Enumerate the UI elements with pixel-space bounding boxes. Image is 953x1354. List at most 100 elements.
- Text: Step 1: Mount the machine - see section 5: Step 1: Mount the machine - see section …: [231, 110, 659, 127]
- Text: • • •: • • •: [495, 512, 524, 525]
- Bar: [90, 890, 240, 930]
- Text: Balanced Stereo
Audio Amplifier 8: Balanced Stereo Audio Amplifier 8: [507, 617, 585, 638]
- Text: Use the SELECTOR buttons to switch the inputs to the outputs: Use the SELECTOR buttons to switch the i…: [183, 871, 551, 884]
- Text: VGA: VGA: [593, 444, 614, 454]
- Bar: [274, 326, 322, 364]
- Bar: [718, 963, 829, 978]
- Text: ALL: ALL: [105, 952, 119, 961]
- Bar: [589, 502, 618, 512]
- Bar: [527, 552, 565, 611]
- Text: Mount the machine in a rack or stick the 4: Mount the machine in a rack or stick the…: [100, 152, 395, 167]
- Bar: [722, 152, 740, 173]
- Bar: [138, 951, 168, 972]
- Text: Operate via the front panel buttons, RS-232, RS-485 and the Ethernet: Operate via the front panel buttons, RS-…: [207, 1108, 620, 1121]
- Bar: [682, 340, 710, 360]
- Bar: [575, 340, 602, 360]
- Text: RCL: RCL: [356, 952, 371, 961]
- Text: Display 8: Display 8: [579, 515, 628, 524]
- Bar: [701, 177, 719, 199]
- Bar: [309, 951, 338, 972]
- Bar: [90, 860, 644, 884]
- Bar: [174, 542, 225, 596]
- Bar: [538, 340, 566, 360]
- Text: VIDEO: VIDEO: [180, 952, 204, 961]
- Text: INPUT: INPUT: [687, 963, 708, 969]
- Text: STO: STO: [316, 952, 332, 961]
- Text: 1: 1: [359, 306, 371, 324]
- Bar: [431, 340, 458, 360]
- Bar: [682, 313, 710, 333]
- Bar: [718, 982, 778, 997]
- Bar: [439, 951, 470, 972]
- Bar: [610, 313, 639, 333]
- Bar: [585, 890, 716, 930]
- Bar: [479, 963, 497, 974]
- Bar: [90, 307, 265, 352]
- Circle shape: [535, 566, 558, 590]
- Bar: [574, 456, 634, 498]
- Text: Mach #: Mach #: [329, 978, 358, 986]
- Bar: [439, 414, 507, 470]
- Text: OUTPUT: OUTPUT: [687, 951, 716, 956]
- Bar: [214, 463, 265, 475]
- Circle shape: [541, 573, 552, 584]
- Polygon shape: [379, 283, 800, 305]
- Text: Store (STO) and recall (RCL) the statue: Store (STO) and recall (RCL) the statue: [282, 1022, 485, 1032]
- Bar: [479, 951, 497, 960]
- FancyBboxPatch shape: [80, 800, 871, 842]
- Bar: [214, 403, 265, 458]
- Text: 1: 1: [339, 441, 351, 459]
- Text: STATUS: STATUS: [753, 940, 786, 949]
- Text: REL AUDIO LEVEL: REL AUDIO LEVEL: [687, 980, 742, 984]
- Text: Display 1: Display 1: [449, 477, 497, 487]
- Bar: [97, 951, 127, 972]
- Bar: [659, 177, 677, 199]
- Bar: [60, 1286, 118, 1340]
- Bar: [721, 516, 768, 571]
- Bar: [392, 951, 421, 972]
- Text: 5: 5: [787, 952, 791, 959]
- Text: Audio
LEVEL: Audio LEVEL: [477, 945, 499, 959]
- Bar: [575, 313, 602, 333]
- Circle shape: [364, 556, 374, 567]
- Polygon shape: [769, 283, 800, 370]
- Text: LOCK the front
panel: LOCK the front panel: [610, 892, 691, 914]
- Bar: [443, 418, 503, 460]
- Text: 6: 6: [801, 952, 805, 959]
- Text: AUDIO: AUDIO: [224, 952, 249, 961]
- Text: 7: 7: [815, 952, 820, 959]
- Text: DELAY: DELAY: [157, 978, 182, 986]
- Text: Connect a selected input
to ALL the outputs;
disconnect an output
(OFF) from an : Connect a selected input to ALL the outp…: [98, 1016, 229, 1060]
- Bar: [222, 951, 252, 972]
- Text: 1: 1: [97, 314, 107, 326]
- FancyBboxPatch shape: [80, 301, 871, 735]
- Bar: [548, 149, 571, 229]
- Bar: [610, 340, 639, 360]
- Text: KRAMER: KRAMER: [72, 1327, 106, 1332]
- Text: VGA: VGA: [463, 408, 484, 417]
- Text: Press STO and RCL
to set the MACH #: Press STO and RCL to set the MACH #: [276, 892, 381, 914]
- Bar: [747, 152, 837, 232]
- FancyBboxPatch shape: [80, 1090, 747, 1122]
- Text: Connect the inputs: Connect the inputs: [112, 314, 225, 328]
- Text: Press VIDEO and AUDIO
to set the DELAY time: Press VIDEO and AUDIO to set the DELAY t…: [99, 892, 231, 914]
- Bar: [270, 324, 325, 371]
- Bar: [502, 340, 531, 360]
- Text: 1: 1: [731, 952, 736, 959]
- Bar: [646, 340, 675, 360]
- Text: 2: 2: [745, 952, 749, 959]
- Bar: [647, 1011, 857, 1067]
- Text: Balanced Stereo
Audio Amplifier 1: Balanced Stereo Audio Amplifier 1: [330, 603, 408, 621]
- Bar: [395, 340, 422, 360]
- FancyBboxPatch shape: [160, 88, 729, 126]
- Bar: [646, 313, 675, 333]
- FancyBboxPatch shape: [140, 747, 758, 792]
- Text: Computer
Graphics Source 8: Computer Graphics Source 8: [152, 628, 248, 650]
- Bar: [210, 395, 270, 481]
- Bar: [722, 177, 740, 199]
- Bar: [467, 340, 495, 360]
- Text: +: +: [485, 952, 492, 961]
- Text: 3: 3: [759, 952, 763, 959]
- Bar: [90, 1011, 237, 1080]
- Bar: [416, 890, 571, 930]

* * * * * * *

The exercise -> Reproduce, character for character, the rows from the very beginning through the line containing "- Bar: [585, 890, 716, 930]", including that line.

Reply ->
Enumerate the UI elements with pixel-space bounding boxes. Image is 953x1354. List at most 100 elements.
- Text: Step 1: Mount the machine - see section 5: Step 1: Mount the machine - see section …: [231, 110, 659, 127]
- Text: • • •: • • •: [495, 512, 524, 525]
- Bar: [90, 890, 240, 930]
- Text: Balanced Stereo
Audio Amplifier 8: Balanced Stereo Audio Amplifier 8: [507, 617, 585, 638]
- Text: Use the SELECTOR buttons to switch the inputs to the outputs: Use the SELECTOR buttons to switch the i…: [183, 871, 551, 884]
- Text: VGA: VGA: [593, 444, 614, 454]
- Bar: [274, 326, 322, 364]
- Bar: [718, 963, 829, 978]
- Text: ALL: ALL: [105, 952, 119, 961]
- Bar: [589, 502, 618, 512]
- Bar: [527, 552, 565, 611]
- Text: Mount the machine in a rack or stick the 4: Mount the machine in a rack or stick the…: [100, 152, 395, 167]
- Bar: [722, 152, 740, 173]
- Bar: [138, 951, 168, 972]
- Text: Operate via the front panel buttons, RS-232, RS-485 and the Ethernet: Operate via the front panel buttons, RS-…: [207, 1108, 620, 1121]
- Bar: [682, 340, 710, 360]
- Bar: [575, 340, 602, 360]
- Text: RCL: RCL: [356, 952, 371, 961]
- Text: Display 8: Display 8: [579, 515, 628, 524]
- Bar: [701, 177, 719, 199]
- Bar: [309, 951, 338, 972]
- Bar: [90, 860, 644, 884]
- Bar: [174, 542, 225, 596]
- Bar: [538, 340, 566, 360]
- Text: VIDEO: VIDEO: [180, 952, 204, 961]
- Text: INPUT: INPUT: [687, 963, 708, 969]
- Text: STO: STO: [316, 952, 332, 961]
- Text: 1: 1: [359, 306, 371, 324]
- Bar: [431, 340, 458, 360]
- Bar: [682, 313, 710, 333]
- Bar: [718, 982, 778, 997]
- Bar: [439, 951, 470, 972]
- Bar: [610, 313, 639, 333]
- Bar: [585, 890, 716, 930]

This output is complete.